◆ Text extract ◆
While Kahn himself claims to be looking forward to retirement, a Serie A contemporary six years his senior is adamant that this current, record-breaking season will not be his last. "
I will play another year. I am enjoying myself too much
," Marco Ballotta said recently in the wake of turning 44.
The irony with Ballotta's situation is that, but for a lengthy delay in River Plate youngster Juan Pablo Carrizo obtaining an EU passport, this veteran's belated stint in the spotlight would likely never have come. As it is, a goalkeeper whose professional career began a quarter-of-a-century ago has become the UEFA Champions League and Serie A's oldest player, smashing records held by countrymen Alessandro Costacurta and Zoff respectively.
Such achievements have not, however, shielded him from criticism, and the former Treviso keeper once again came under scrutiny at the weekend after conceding five goals away to Juventus. Fortunately, age has been accompanied by a philosophical outlook. "For many people, when I make a good save it's because of my experience - when I make a mistake it's because I'm too old," Ballotta observed. "I should have stopped ten years ago but I have played another ten. Every year I say it will be my last but in the end I always return in goal."

◆ Extracted material ◆
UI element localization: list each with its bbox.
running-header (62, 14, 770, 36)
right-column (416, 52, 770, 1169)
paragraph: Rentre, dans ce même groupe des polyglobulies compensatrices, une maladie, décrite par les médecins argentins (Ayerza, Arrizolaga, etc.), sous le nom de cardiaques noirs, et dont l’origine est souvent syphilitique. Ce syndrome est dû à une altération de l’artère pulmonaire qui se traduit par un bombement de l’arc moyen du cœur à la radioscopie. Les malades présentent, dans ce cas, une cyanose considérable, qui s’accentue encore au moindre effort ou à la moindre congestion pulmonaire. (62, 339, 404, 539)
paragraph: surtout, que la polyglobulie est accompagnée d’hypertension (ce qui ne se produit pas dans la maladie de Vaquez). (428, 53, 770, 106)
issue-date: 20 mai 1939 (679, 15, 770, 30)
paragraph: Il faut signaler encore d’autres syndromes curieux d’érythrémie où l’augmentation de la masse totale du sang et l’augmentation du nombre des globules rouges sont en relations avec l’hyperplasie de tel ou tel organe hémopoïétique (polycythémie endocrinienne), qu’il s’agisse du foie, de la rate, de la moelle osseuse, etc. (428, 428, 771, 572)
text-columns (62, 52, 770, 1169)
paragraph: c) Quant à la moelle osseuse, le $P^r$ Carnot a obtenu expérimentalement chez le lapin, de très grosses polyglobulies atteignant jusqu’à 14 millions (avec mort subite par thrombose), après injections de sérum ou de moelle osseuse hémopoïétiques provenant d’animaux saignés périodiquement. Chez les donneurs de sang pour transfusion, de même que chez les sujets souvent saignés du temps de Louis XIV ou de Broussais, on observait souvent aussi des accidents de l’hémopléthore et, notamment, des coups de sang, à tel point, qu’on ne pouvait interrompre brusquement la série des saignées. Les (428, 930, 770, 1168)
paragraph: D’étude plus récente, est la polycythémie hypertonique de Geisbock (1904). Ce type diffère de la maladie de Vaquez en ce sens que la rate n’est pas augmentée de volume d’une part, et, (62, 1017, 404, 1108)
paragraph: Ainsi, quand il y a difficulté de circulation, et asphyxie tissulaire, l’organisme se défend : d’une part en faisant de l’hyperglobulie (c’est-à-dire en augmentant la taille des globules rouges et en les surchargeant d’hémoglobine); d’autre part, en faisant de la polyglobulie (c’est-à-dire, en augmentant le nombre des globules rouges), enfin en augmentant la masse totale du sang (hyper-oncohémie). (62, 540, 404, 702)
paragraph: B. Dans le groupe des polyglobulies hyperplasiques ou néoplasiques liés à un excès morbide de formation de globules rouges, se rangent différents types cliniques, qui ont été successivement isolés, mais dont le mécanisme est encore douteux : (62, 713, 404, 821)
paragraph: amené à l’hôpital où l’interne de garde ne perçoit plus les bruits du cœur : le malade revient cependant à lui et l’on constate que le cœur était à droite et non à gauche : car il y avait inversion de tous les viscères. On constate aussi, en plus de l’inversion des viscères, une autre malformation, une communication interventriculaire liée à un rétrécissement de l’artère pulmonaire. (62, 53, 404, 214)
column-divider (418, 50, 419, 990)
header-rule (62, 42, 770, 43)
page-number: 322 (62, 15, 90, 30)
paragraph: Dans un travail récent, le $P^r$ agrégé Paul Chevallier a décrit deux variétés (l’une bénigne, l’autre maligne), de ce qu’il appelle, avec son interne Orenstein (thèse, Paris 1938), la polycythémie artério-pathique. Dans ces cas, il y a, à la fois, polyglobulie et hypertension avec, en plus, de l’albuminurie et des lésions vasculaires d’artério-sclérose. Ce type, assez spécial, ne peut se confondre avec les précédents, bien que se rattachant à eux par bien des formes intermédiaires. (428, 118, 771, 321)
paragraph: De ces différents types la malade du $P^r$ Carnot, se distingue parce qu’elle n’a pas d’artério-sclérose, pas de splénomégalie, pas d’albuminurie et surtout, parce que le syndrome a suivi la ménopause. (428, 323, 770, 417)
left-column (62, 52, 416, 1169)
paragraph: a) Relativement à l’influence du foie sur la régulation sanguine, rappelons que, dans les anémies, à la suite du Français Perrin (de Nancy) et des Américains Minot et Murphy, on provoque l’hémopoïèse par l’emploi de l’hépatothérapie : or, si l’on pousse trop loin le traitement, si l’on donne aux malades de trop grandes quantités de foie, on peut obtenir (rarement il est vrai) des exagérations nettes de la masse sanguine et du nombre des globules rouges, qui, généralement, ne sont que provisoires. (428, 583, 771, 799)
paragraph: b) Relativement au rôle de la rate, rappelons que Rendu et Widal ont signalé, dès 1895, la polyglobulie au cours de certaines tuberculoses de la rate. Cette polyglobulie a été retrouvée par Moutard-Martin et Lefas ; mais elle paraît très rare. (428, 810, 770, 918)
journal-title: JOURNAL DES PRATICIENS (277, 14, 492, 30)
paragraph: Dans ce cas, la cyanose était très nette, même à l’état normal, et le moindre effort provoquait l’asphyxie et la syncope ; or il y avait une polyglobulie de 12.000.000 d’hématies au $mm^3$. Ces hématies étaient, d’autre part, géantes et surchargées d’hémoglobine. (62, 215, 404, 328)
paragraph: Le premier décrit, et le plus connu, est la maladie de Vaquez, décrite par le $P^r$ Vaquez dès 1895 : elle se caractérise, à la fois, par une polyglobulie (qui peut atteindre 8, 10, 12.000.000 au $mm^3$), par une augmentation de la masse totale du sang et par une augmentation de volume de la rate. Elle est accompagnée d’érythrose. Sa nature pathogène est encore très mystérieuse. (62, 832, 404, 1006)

◆ Instruction A ◆
Name every person mentioned by name in the text on Marco Ballotta, in the order they first appear.
◆ Instruction B ◆
Carry the text on goalkeeper Marco Ballotta forward from its last sentence.
The records are separate material and have nothing to do with the text on Marco Ballotta.

◆ Output A ◆
Kahn, Marco Ballotta, Juan Pablo Carrizo, Alessandro Costacurta, Zoff

◆ Output B ◆
*Pfannenstiel's claim to fame * This enduring love of the game is to be applauded, and it is by no means a unique explanation for remaining between the sticks, with USA legend Tony Meola another prime example. Such is the enthusiasm of this veteran of 100 caps and three FIFA World Cups, in fact, that at 39 he can still be found keeping goal for the New Jersey Ironmen in US indoor league the MISL.
Argentina, meanwhile, has its own celebrated elder statesman, Carlos Navarro Montoya, a 42-year-old Boca Juniors icon who, despite sustaining a serious knee injury while on top-flight duty for Olimpo last season, remains adamant that he will play on.
Lutz Pfannenstiel also merits a mention, although at 35 the German would be considered a mere child in such company. While hardly a world-renowned name, Pfannenstiel holds the unique distinction of having played for clubs in all six continents, with experience in nations as diverse as Malaysia, New Zealand, Albania, Canada and Brazil.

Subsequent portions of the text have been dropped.